*** Information given

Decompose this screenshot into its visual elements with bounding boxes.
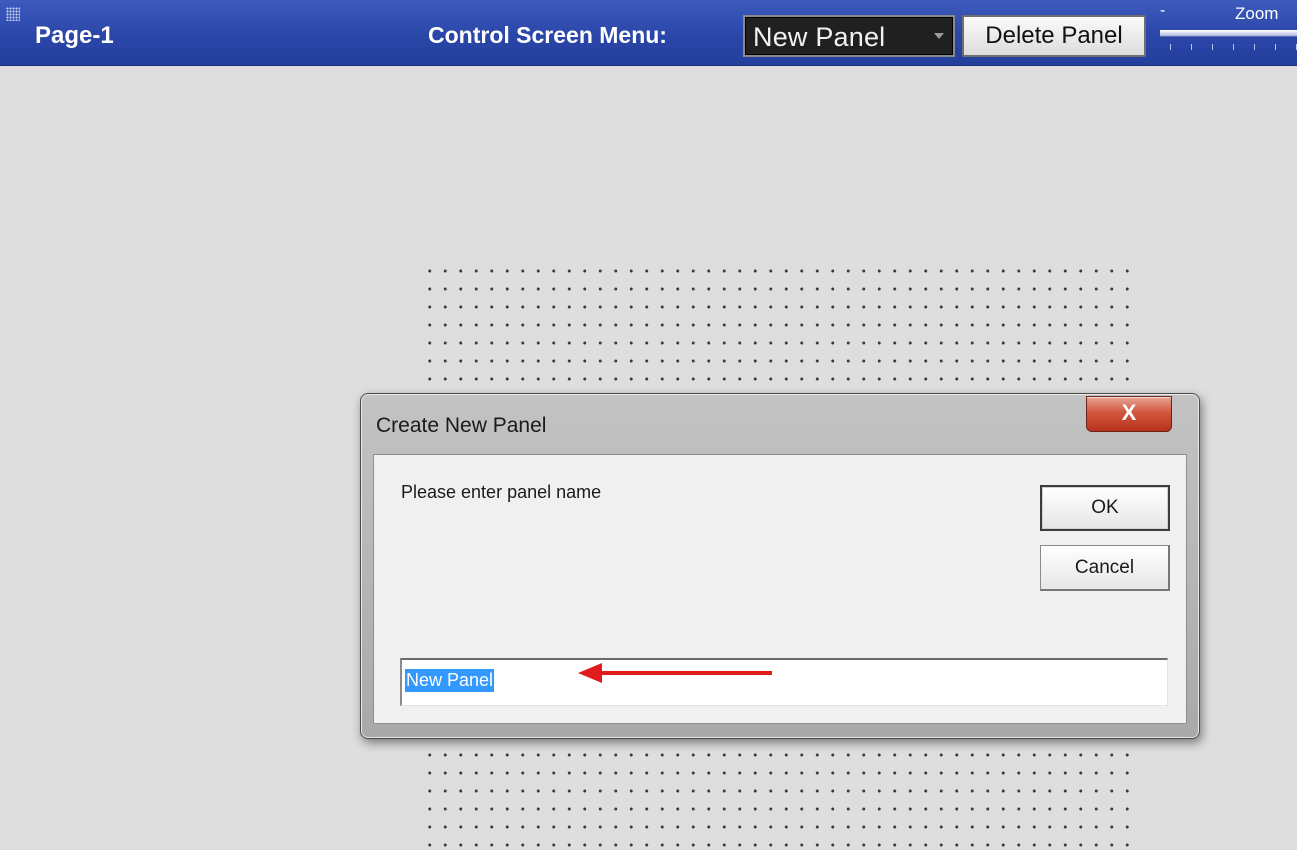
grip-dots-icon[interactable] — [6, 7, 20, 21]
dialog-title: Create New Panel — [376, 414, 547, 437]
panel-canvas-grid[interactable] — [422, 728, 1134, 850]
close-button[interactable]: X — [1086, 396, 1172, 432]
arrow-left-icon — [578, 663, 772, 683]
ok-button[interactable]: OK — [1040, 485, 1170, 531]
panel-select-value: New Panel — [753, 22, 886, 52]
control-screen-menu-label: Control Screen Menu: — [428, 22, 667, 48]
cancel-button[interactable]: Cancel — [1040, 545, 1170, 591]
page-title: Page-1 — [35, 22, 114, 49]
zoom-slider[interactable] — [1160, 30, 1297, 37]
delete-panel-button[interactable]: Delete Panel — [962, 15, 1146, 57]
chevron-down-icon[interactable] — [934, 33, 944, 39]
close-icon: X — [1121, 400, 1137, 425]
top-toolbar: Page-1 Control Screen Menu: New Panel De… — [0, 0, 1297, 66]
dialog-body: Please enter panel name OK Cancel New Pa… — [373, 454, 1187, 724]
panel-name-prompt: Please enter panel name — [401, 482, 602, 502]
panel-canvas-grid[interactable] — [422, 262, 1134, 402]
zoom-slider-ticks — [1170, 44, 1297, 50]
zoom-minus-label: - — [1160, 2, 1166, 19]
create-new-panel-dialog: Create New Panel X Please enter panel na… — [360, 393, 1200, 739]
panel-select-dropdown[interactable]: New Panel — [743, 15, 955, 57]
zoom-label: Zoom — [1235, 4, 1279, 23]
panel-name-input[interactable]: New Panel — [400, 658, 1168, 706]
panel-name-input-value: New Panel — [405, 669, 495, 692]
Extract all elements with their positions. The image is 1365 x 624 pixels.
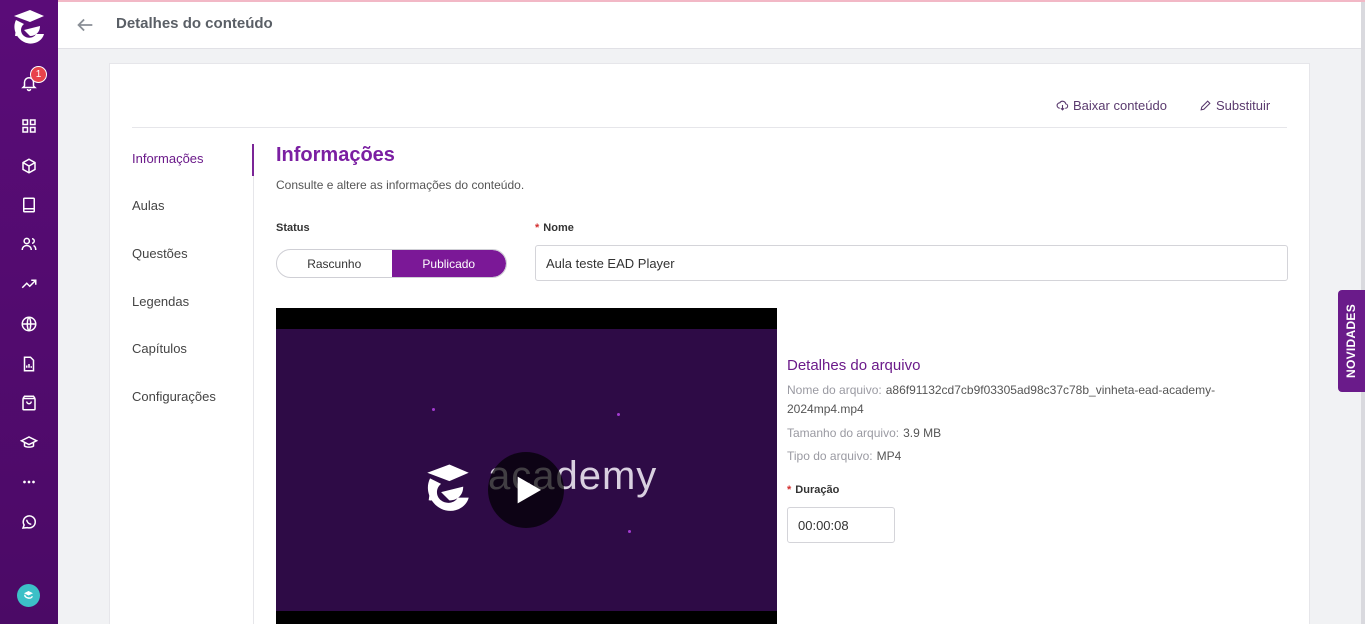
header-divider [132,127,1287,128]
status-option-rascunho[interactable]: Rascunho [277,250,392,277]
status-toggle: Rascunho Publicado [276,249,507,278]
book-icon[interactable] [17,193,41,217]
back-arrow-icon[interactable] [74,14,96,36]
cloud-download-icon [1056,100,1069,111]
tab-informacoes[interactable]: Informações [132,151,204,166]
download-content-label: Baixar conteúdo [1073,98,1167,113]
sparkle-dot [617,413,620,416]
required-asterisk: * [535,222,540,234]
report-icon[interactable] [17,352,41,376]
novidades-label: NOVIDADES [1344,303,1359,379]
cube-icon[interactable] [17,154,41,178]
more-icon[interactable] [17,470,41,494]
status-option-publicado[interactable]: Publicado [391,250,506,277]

******

→ Given task
Extract every line of the two items above verbatim, leaving out the pictures.

→ Worked answer
Decompose this screenshot into its visual elements with bounding boxes.
grip-dots-icon[interactable] — [6, 7, 20, 21]
dialog-title: Create New Panel — [376, 414, 547, 437]
panel-canvas-grid[interactable] — [422, 728, 1134, 850]
close-button[interactable]: X — [1086, 396, 1172, 432]
arrow-left-icon — [578, 663, 772, 683]
ok-button[interactable]: OK — [1040, 485, 1170, 531]
panel-select-value: New Panel — [753, 22, 886, 52]
control-screen-menu-label: Control Screen Menu: — [428, 22, 667, 48]
cancel-button[interactable]: Cancel — [1040, 545, 1170, 591]
page-title: Page-1 — [35, 22, 114, 49]
zoom-slider[interactable] — [1160, 30, 1297, 37]
delete-panel-button[interactable]: Delete Panel — [962, 15, 1146, 57]
chevron-down-icon[interactable] — [934, 33, 944, 39]
close-icon: X — [1121, 400, 1137, 425]
top-toolbar: Page-1 Control Screen Menu: New Panel De… — [0, 0, 1297, 66]
dialog-body: Please enter panel name OK Cancel New Pa… — [373, 454, 1187, 724]
panel-name-prompt: Please enter panel name — [401, 482, 602, 502]
panel-canvas-grid[interactable] — [422, 262, 1134, 402]
zoom-slider-ticks — [1170, 44, 1297, 50]
zoom-minus-label: - — [1160, 2, 1166, 19]
create-new-panel-dialog: Create New Panel X Please enter panel na… — [360, 393, 1200, 739]
panel-select-dropdown[interactable]: New Panel — [743, 15, 955, 57]
zoom-label: Zoom — [1235, 4, 1279, 23]
panel-name-input[interactable]: New Panel — [400, 658, 1168, 706]
panel-name-input-value: New Panel — [405, 669, 495, 692]
Extract all elements with their positions. The image is 1365 x 624 pixels.
header-divider [132,127,1287,128]
status-option-rascunho[interactable]: Rascunho [277,250,392,277]
status-toggle: Rascunho Publicado [276,249,507,278]
book-icon[interactable] [17,193,41,217]
back-arrow-icon[interactable] [74,14,96,36]
cloud-download-icon [1056,100,1069,111]
tab-informacoes[interactable]: Informações [132,151,204,166]
download-content-label: Baixar conteúdo [1073,98,1167,113]
sparkle-dot [617,413,620,416]
required-asterisk: * [535,222,540,234]
report-icon[interactable] [17,352,41,376]
novidades-label: NOVIDADES [1344,303,1359,379]
cube-icon[interactable] [17,154,41,178]
more-icon[interactable] [17,470,41,494]
status-option-publicado[interactable]: Publicado [391,250,506,277]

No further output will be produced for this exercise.